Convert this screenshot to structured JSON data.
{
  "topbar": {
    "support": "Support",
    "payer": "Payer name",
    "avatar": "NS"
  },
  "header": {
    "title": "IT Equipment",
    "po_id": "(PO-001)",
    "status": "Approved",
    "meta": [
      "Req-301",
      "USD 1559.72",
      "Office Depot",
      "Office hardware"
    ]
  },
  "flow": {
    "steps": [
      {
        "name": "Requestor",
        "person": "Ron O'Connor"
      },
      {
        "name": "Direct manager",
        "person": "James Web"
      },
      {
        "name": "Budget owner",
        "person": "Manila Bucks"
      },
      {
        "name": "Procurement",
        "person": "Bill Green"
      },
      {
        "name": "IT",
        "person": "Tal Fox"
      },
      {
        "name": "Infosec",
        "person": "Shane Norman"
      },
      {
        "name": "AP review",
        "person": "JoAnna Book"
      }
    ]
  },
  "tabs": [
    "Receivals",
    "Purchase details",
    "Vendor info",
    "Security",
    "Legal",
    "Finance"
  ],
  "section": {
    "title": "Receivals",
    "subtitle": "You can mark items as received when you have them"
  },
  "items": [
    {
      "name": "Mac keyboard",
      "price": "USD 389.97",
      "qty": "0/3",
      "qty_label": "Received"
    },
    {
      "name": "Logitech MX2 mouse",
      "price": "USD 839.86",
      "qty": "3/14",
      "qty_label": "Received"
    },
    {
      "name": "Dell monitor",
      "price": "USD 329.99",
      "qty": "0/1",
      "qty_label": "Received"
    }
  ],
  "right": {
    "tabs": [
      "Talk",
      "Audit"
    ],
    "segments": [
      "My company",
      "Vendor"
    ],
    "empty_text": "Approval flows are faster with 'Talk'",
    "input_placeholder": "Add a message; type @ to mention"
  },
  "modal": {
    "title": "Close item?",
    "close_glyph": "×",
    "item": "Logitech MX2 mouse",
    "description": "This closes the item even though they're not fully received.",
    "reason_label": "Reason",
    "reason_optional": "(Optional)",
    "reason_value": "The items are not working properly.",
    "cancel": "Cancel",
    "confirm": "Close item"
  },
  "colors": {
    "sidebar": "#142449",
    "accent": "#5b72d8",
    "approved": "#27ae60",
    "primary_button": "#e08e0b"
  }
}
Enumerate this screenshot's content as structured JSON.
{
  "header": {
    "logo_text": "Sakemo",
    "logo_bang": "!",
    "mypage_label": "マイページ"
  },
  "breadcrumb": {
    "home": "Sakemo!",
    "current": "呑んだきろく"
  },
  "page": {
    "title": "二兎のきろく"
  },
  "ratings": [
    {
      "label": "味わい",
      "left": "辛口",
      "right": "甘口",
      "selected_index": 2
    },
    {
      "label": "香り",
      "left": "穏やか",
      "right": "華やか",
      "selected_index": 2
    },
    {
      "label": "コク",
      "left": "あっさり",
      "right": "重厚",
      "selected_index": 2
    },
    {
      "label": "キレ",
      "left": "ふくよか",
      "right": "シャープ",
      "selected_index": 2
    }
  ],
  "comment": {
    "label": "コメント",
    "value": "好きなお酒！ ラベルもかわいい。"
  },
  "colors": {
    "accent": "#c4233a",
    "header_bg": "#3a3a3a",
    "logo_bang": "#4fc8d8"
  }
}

**Requirement**.
Filter out every line that lacks the word "screenshot", and copy the rest.

**Output below**.
Convert this screenshot to structured JSON data.
Enumerate this screenshot's content as structured JSON.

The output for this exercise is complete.